--- Begin Material provided ---

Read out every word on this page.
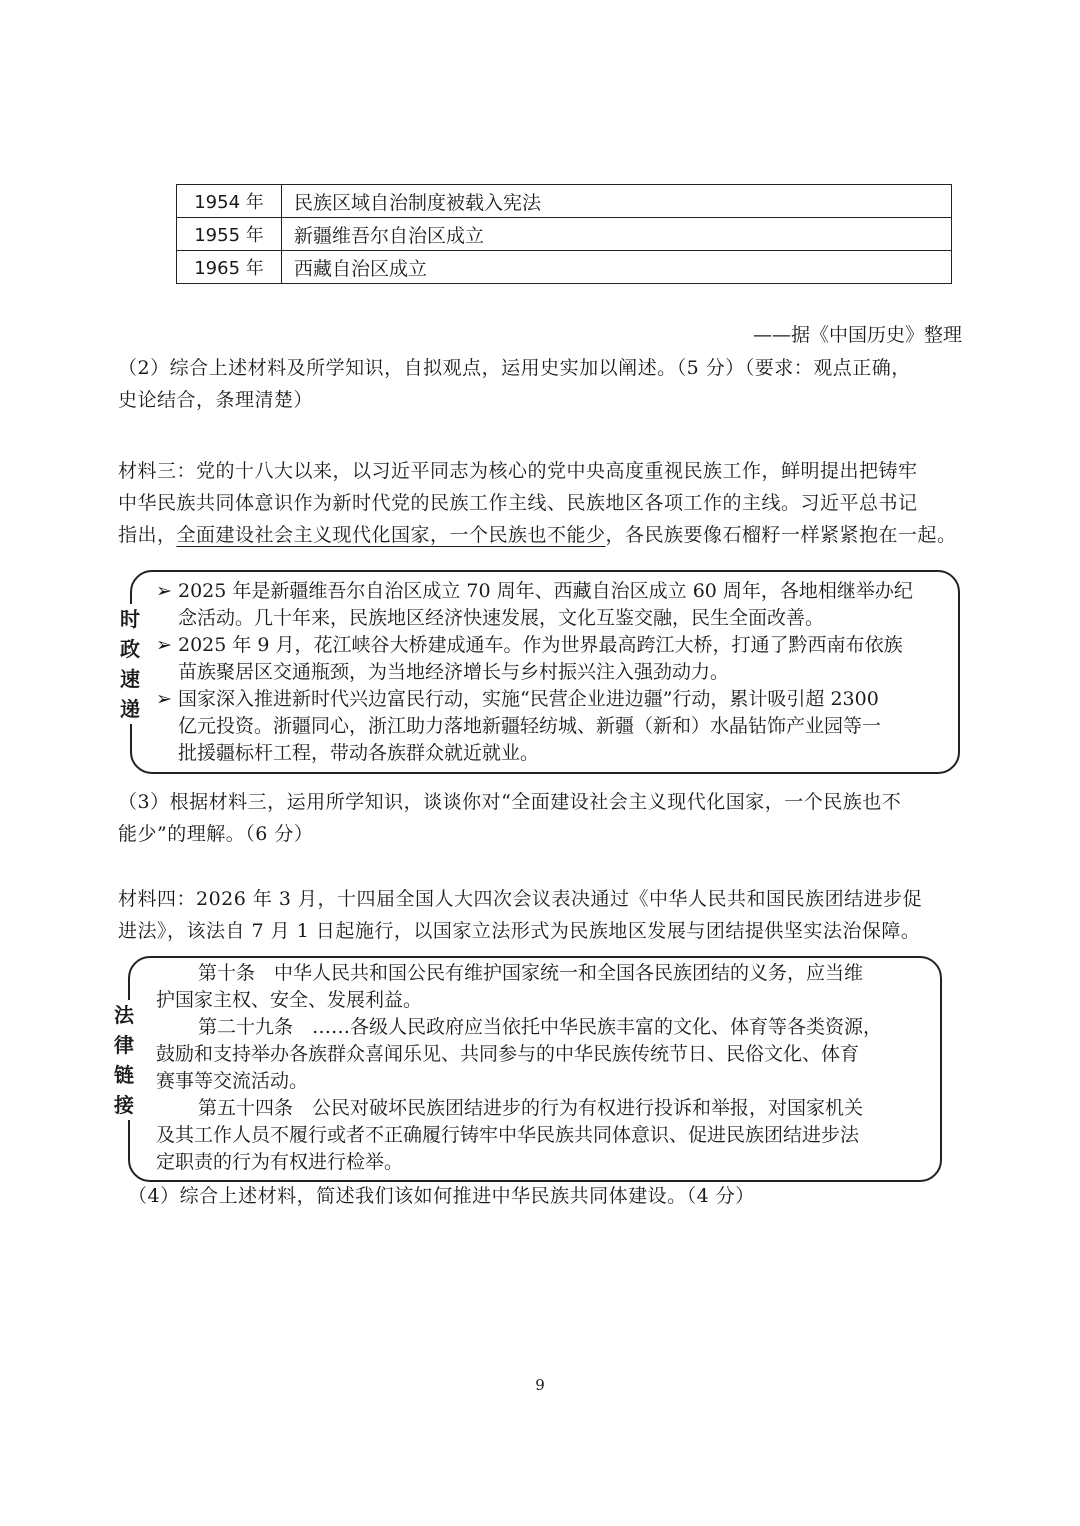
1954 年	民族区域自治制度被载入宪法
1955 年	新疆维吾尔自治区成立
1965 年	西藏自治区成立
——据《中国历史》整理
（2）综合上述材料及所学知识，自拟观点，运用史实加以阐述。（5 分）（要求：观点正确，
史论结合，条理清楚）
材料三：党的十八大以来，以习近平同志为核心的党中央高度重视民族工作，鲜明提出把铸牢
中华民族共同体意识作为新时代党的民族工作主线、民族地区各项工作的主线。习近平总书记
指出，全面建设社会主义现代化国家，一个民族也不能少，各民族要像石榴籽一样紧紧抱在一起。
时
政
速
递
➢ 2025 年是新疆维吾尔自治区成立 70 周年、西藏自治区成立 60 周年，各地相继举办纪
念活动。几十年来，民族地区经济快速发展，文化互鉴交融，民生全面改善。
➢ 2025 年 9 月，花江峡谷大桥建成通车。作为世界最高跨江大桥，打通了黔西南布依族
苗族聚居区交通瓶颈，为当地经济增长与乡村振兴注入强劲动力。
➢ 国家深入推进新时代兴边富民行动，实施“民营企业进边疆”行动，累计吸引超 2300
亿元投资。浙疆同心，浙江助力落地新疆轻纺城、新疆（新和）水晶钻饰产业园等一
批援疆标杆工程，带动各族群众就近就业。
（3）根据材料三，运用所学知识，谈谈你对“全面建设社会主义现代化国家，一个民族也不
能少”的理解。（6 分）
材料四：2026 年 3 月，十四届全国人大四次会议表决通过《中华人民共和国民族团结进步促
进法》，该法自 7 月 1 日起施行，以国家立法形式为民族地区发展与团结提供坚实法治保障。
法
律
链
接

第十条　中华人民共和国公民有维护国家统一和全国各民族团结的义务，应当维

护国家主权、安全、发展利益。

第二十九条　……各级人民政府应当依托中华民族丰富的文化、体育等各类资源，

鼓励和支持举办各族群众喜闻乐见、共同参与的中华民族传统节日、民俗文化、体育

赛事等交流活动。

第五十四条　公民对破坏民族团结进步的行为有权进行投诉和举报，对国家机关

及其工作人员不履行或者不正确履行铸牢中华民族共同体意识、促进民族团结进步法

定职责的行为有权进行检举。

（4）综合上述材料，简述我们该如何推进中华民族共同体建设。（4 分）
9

--- End Material provided ---
--- Begin Material provided ---

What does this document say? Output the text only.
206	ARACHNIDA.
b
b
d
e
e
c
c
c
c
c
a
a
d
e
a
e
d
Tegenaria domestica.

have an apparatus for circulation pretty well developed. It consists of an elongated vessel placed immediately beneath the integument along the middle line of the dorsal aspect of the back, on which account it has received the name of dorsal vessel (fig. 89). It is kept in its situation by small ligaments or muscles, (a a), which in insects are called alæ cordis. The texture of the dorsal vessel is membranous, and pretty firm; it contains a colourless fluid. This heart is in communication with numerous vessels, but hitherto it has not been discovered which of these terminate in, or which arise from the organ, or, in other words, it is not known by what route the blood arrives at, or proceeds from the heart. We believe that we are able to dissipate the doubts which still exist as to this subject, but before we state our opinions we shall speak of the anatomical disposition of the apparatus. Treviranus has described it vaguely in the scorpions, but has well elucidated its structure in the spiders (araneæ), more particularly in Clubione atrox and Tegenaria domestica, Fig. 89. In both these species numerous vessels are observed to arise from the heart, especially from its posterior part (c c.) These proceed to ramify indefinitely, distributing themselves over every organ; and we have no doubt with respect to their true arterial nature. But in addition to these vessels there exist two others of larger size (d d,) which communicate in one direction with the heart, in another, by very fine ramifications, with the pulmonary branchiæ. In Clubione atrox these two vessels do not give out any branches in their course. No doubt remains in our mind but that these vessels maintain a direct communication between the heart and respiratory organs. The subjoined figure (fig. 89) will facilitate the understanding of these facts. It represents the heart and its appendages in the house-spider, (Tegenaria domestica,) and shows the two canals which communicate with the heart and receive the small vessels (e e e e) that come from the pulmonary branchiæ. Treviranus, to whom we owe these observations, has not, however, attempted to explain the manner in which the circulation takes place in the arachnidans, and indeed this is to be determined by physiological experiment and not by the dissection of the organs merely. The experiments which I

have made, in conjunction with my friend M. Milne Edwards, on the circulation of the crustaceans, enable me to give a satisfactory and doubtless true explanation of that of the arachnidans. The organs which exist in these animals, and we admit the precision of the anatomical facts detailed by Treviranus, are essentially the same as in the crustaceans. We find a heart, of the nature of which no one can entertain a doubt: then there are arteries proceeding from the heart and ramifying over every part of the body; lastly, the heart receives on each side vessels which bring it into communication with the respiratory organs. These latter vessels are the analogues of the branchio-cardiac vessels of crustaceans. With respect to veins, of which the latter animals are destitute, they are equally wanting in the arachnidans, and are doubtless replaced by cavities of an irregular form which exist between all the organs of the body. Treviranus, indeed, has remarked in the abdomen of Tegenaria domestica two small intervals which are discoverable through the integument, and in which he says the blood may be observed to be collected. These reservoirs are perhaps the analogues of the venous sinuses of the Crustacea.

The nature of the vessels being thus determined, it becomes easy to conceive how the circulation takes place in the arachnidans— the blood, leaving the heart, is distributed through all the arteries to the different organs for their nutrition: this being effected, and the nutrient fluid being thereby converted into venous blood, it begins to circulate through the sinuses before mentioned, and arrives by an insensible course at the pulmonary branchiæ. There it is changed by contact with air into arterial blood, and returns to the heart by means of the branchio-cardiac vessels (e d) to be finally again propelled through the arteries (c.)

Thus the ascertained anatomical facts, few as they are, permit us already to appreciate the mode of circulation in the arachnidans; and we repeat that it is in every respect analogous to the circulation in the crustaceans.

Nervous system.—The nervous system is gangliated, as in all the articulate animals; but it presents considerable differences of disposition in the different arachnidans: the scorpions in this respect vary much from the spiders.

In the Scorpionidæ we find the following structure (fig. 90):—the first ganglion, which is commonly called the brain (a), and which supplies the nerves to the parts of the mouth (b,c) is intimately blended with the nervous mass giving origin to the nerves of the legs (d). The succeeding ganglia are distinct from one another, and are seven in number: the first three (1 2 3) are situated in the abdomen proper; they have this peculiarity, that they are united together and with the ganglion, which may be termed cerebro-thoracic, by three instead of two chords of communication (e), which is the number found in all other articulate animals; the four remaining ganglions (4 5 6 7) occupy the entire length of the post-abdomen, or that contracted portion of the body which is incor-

--- End Material provided ---

[What is asked]
Among the entries above, how many lines hold the string "西藏自治区成立"? Respond with nothing but the number.

[Output]
2